-- BEGIN --

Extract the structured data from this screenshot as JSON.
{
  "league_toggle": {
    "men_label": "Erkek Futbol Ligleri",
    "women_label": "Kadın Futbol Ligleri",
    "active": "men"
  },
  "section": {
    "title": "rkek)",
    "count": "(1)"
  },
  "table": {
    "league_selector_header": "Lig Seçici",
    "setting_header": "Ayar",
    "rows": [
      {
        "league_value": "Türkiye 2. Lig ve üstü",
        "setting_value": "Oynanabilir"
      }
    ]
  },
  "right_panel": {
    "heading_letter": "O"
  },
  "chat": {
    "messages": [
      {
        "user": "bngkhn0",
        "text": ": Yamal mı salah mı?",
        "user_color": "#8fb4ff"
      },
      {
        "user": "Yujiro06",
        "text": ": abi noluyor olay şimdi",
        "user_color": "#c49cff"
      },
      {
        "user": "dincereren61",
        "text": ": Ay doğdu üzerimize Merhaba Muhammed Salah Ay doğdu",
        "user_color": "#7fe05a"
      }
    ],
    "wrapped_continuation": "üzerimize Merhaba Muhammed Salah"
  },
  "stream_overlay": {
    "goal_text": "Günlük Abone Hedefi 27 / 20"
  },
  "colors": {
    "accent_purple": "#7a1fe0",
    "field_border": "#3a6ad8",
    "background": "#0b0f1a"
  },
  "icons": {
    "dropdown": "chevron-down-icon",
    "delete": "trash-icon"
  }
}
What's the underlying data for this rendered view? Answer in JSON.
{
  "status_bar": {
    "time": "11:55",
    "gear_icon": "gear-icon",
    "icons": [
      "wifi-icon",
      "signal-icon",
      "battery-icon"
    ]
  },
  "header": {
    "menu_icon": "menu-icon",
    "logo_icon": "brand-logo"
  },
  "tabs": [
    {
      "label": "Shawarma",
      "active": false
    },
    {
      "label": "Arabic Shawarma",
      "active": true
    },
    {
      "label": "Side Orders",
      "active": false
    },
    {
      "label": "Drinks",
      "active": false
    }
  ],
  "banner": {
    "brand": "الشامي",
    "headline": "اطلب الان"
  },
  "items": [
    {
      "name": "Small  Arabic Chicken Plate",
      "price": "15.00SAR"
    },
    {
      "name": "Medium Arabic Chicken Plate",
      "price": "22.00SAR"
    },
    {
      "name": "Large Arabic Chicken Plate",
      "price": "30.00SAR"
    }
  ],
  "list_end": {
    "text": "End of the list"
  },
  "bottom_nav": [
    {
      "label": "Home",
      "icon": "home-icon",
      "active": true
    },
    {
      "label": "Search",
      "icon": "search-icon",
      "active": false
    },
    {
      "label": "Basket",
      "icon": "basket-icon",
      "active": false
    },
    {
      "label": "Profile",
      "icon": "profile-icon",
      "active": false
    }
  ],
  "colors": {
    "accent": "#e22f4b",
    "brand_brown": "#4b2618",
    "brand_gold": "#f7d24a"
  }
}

-- END --

**WHAT THIS TASK INVOLVES**
Identify and copy all lines with the word "JSON".

**CORRECT RESPONSE**
Extract the structured data from this screenshot as JSON.
What's the underlying data for this rendered view? Answer in JSON.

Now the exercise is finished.